### Provided information
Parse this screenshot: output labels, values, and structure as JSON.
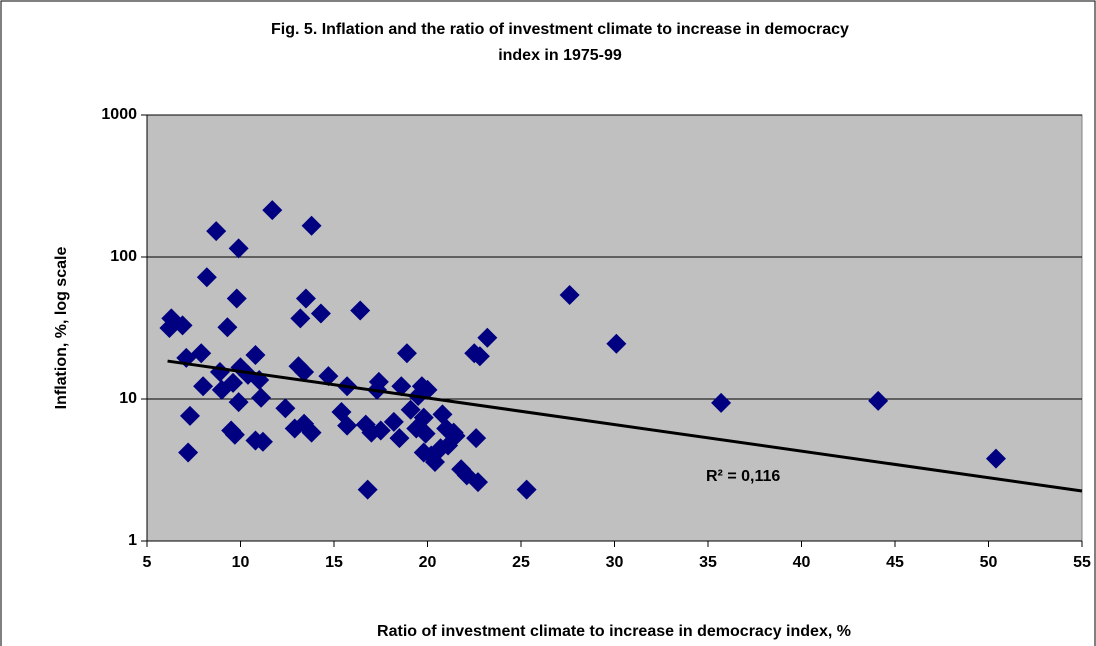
{
  "chart_data": {
    "type": "scatter",
    "title": [
      "Fig. 5. Inflation and the ratio of investment climate to increase in democracy",
      "index in 1975-99"
    ],
    "xlabel": "Ratio of investment climate  to increase in democracy index, %",
    "ylabel": "Inflation, %, log scale",
    "annotation": "R² = 0,116",
    "xlim": [
      5,
      55
    ],
    "xticks": [
      5,
      10,
      15,
      20,
      25,
      30,
      35,
      40,
      45,
      50,
      55
    ],
    "ylim": [
      1,
      1000
    ],
    "yticks": [
      1,
      10,
      100,
      1000
    ],
    "yscale": "log",
    "grid": true,
    "background": "#c0c0c0",
    "series": [
      {
        "color": "#000080",
        "x": [
          6.2,
          6.3,
          6.9,
          7.1,
          7.3,
          7.2,
          7.9,
          8.0,
          8.2,
          8.7,
          8.9,
          9.0,
          9.3,
          9.5,
          9.7,
          9.8,
          9.9,
          9.9,
          10.0,
          9.6,
          10.4,
          10.8,
          10.8,
          11.0,
          11.1,
          11.2,
          11.7,
          12.4,
          12.9,
          13.1,
          13.2,
          13.4,
          13.5,
          13.4,
          13.8,
          13.8,
          14.3,
          14.7,
          15.4,
          15.7,
          15.7,
          16.4,
          16.7,
          16.8,
          17.0,
          17.3,
          17.4,
          17.5,
          18.2,
          18.5,
          18.6,
          18.9,
          19.1,
          19.4,
          19.5,
          19.7,
          19.8,
          19.8,
          20.0,
          19.9,
          20.2,
          20.4,
          20.7,
          20.8,
          21.0,
          21.1,
          21.4,
          21.5,
          21.8,
          22.1,
          22.5,
          22.7,
          22.8,
          22.6,
          23.2,
          25.3,
          27.6,
          30.1,
          35.7,
          44.1,
          50.4
        ],
        "values": [
          31.6,
          37,
          33,
          19.5,
          7.6,
          4.2,
          21,
          12.3,
          72,
          152,
          15.5,
          11.6,
          32,
          6.0,
          5.6,
          51,
          115,
          9.5,
          16.7,
          13,
          14.8,
          20.4,
          5.1,
          13.6,
          10.2,
          5.0,
          214,
          8.6,
          6.2,
          17,
          37,
          15.5,
          51,
          6.7,
          5.8,
          166,
          40,
          14.5,
          8.1,
          12.3,
          6.5,
          42,
          6.6,
          2.3,
          5.8,
          11.6,
          13.2,
          6.0,
          6.9,
          5.3,
          12.3,
          21,
          8.4,
          6.2,
          10.5,
          12.3,
          4.2,
          7.4,
          11.6,
          5.7,
          4.0,
          3.6,
          4.5,
          7.8,
          6.2,
          4.7,
          5.8,
          5.5,
          3.2,
          2.9,
          21,
          2.6,
          20,
          5.3,
          27,
          2.3,
          54,
          24.5,
          9.4,
          9.7,
          3.8
        ]
      }
    ],
    "trendline": {
      "color": "#000000",
      "x": [
        6.1,
        55
      ],
      "values": [
        18.5,
        2.25
      ]
    }
  }
}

### Set exercise
Output an exact copy of the material, with the pictures removed.

### Response to this exercise
Parse this screenshot: output labels, values, and structure as JSON.
{
  "chart_data": {
    "type": "scatter",
    "title": [
      "Fig. 5. Inflation and the ratio of investment climate to increase in democracy",
      "index in 1975-99"
    ],
    "xlabel": "Ratio of investment climate  to increase in democracy index, %",
    "ylabel": "Inflation, %, log scale",
    "annotation": "R² = 0,116",
    "xlim": [
      5,
      55
    ],
    "xticks": [
      5,
      10,
      15,
      20,
      25,
      30,
      35,
      40,
      45,
      50,
      55
    ],
    "ylim": [
      1,
      1000
    ],
    "yticks": [
      1,
      10,
      100,
      1000
    ],
    "yscale": "log",
    "grid": true,
    "background": "#c0c0c0",
    "series": [
      {
        "color": "#000080",
        "x": [
          6.2,
          6.3,
          6.9,
          7.1,
          7.3,
          7.2,
          7.9,
          8.0,
          8.2,
          8.7,
          8.9,
          9.0,
          9.3,
          9.5,
          9.7,
          9.8,
          9.9,
          9.9,
          10.0,
          9.6,
          10.4,
          10.8,
          10.8,
          11.0,
          11.1,
          11.2,
          11.7,
          12.4,
          12.9,
          13.1,
          13.2,
          13.4,
          13.5,
          13.4,
          13.8,
          13.8,
          14.3,
          14.7,
          15.4,
          15.7,
          15.7,
          16.4,
          16.7,
          16.8,
          17.0,
          17.3,
          17.4,
          17.5,
          18.2,
          18.5,
          18.6,
          18.9,
          19.1,
          19.4,
          19.5,
          19.7,
          19.8,
          19.8,
          20.0,
          19.9,
          20.2,
          20.4,
          20.7,
          20.8,
          21.0,
          21.1,
          21.4,
          21.5,
          21.8,
          22.1,
          22.5,
          22.7,
          22.8,
          22.6,
          23.2,
          25.3,
          27.6,
          30.1,
          35.7,
          44.1,
          50.4
        ],
        "values": [
          31.6,
          37,
          33,
          19.5,
          7.6,
          4.2,
          21,
          12.3,
          72,
          152,
          15.5,
          11.6,
          32,
          6.0,
          5.6,
          51,
          115,
          9.5,
          16.7,
          13,
          14.8,
          20.4,
          5.1,
          13.6,
          10.2,
          5.0,
          214,
          8.6,
          6.2,
          17,
          37,
          15.5,
          51,
          6.7,
          5.8,
          166,
          40,
          14.5,
          8.1,
          12.3,
          6.5,
          42,
          6.6,
          2.3,
          5.8,
          11.6,
          13.2,
          6.0,
          6.9,
          5.3,
          12.3,
          21,
          8.4,
          6.2,
          10.5,
          12.3,
          4.2,
          7.4,
          11.6,
          5.7,
          4.0,
          3.6,
          4.5,
          7.8,
          6.2,
          4.7,
          5.8,
          5.5,
          3.2,
          2.9,
          21,
          2.6,
          20,
          5.3,
          27,
          2.3,
          54,
          24.5,
          9.4,
          9.7,
          3.8
        ]
      }
    ],
    "trendline": {
      "color": "#000000",
      "x": [
        6.1,
        55
      ],
      "values": [
        18.5,
        2.25
      ]
    }
  }
}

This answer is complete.